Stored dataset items
════════

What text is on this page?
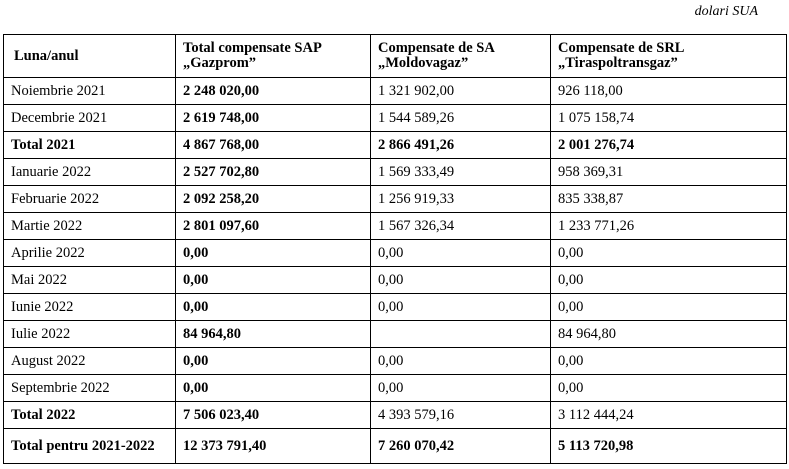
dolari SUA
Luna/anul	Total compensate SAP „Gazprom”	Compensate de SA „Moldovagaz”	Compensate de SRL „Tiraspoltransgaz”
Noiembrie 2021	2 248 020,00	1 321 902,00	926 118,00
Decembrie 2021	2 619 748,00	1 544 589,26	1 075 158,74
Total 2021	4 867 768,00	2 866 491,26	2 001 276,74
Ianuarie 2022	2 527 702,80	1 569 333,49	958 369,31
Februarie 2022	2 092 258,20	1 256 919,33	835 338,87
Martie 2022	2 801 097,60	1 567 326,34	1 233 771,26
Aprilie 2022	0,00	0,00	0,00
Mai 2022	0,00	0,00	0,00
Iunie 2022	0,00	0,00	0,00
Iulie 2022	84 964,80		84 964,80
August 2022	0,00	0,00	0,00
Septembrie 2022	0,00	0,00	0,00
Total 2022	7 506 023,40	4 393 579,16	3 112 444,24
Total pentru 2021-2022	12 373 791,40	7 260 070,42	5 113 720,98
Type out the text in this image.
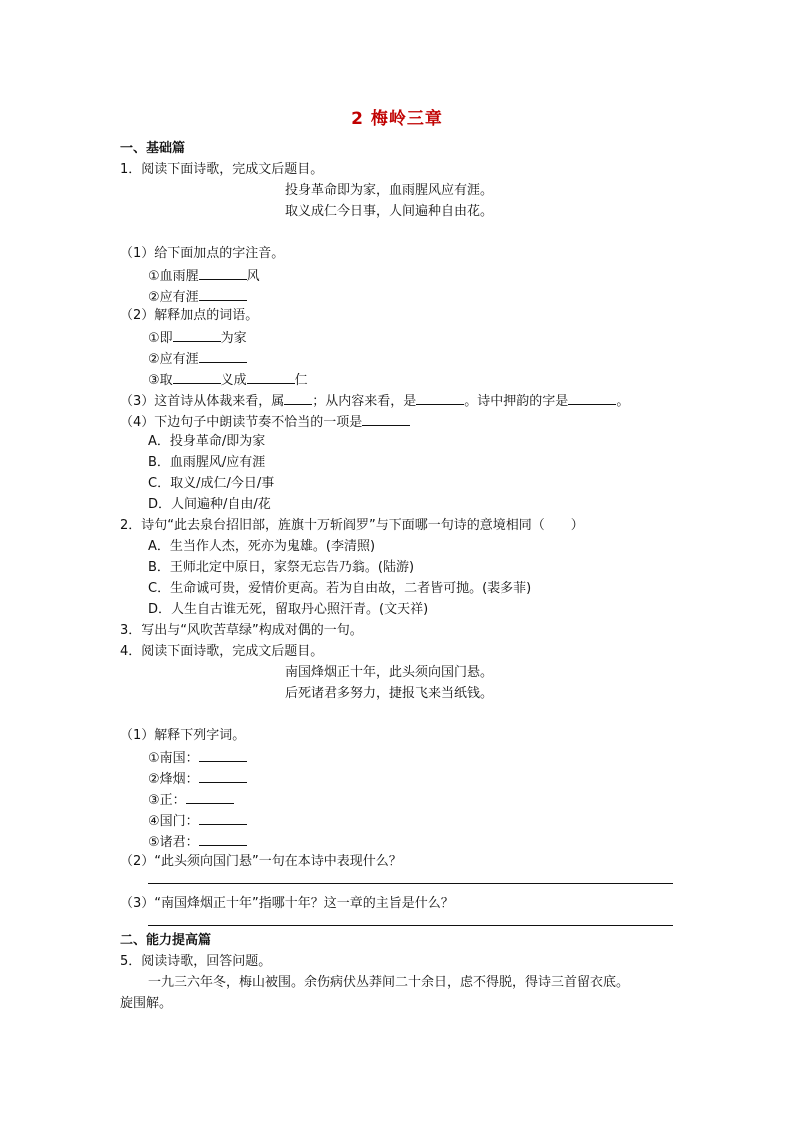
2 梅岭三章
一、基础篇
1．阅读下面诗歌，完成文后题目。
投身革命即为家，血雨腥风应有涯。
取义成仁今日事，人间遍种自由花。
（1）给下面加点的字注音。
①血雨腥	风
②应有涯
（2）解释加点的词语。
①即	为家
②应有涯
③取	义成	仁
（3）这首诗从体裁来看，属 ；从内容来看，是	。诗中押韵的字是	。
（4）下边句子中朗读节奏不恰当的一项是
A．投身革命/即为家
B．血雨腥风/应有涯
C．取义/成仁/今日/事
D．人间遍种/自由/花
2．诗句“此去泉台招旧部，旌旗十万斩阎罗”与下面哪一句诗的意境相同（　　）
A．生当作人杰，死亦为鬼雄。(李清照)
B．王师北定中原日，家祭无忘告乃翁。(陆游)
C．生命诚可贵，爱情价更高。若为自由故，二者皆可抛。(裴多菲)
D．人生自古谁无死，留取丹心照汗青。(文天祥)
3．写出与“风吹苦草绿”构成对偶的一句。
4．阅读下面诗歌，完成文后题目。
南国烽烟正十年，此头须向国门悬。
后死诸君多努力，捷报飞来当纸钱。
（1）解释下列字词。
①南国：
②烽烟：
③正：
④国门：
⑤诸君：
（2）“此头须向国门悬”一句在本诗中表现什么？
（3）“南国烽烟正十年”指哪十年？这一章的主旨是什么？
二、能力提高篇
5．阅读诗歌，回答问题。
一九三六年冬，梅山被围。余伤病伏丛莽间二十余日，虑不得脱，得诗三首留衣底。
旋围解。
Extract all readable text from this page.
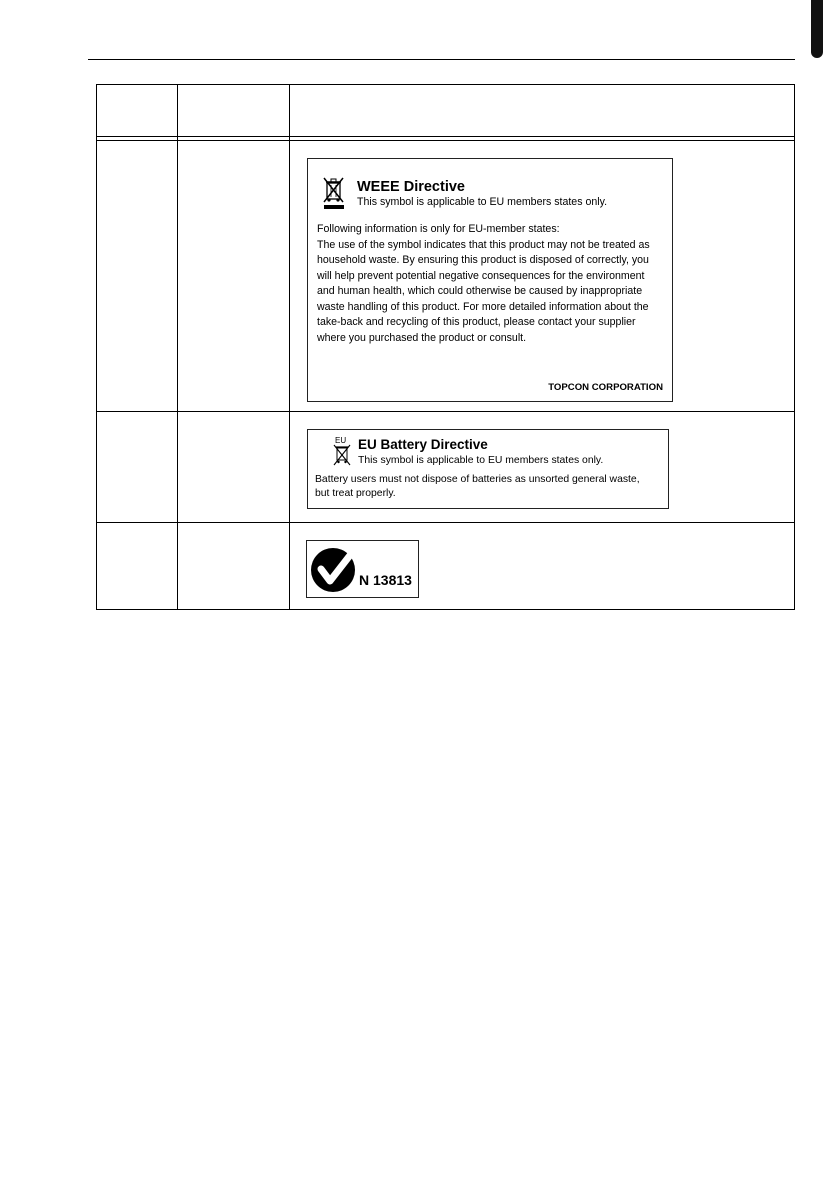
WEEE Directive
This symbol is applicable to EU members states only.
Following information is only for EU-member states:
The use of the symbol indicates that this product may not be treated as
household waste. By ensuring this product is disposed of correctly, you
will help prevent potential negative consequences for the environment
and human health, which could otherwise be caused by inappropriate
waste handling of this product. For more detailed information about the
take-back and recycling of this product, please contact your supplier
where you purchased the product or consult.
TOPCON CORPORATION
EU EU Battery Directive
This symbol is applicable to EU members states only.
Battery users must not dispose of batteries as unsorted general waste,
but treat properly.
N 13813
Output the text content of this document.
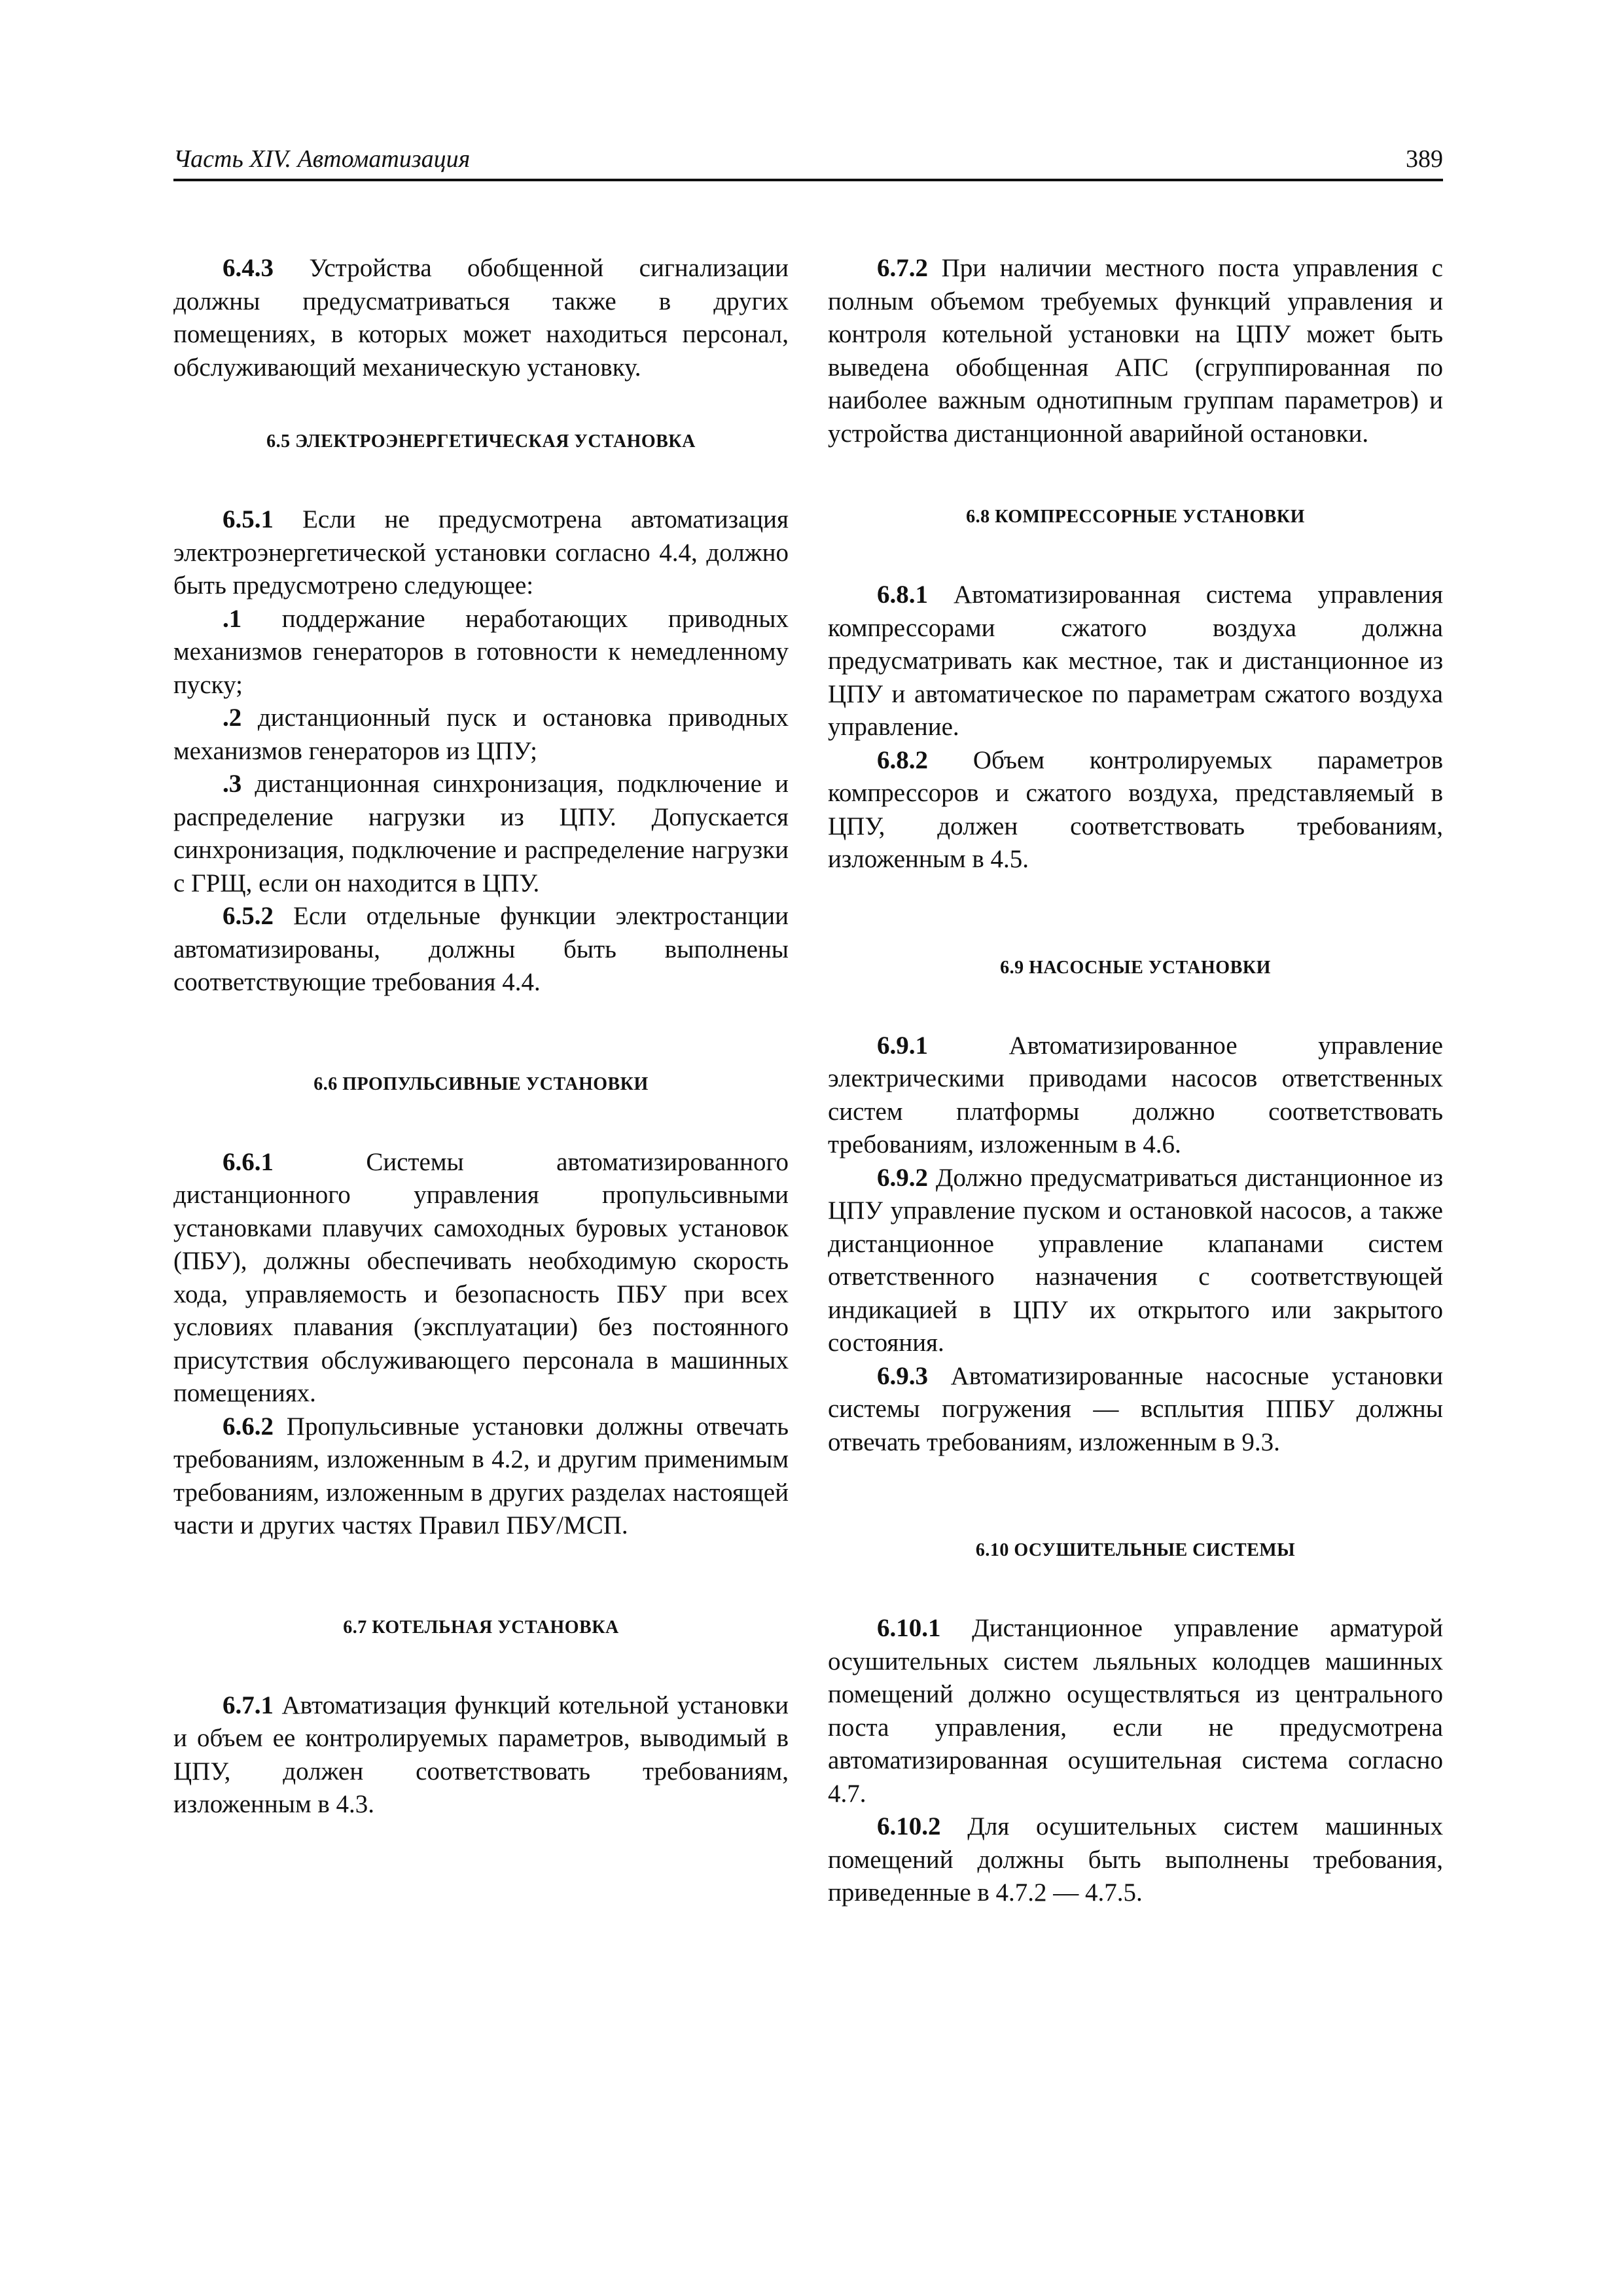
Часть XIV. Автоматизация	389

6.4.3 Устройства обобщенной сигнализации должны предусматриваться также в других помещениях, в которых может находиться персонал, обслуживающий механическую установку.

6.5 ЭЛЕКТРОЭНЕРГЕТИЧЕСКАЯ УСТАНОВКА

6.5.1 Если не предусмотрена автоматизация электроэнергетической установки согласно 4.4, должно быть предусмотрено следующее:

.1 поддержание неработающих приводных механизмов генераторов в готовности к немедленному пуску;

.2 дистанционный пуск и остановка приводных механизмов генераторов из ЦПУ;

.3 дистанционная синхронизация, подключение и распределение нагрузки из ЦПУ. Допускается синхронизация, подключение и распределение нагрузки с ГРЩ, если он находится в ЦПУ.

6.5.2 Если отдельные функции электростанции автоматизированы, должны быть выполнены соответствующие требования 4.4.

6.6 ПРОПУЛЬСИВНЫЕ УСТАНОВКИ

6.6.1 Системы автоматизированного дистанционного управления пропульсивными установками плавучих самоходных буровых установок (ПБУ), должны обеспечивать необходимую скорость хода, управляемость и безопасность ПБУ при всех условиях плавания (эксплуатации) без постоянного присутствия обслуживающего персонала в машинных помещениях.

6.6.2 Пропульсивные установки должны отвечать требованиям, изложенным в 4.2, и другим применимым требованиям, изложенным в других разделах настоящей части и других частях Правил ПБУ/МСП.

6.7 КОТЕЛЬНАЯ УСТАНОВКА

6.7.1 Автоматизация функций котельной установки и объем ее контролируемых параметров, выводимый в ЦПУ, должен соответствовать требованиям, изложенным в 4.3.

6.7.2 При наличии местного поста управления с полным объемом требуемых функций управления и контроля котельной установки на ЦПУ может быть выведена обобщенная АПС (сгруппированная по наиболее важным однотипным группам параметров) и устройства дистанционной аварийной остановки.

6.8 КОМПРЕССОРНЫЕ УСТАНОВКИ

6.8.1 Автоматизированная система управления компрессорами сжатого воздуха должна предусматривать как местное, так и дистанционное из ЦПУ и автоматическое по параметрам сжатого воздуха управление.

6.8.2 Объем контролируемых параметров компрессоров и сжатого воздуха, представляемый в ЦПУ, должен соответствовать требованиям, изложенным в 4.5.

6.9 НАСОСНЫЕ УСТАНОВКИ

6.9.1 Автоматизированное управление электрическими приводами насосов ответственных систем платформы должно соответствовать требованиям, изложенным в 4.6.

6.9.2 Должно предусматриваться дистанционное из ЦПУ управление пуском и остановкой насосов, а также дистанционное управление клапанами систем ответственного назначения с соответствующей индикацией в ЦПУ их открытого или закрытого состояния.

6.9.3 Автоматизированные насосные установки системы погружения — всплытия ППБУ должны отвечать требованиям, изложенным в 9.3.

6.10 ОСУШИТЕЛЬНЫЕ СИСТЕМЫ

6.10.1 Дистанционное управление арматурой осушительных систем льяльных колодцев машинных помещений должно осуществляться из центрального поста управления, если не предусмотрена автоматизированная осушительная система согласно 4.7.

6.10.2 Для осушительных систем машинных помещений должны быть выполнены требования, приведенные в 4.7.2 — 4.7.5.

════════

## [GIVEN REQUEST]
Of the lines in the material above, state how many contain the string "согласно"; give no other text.

## [SOLVED PROBLEM]
2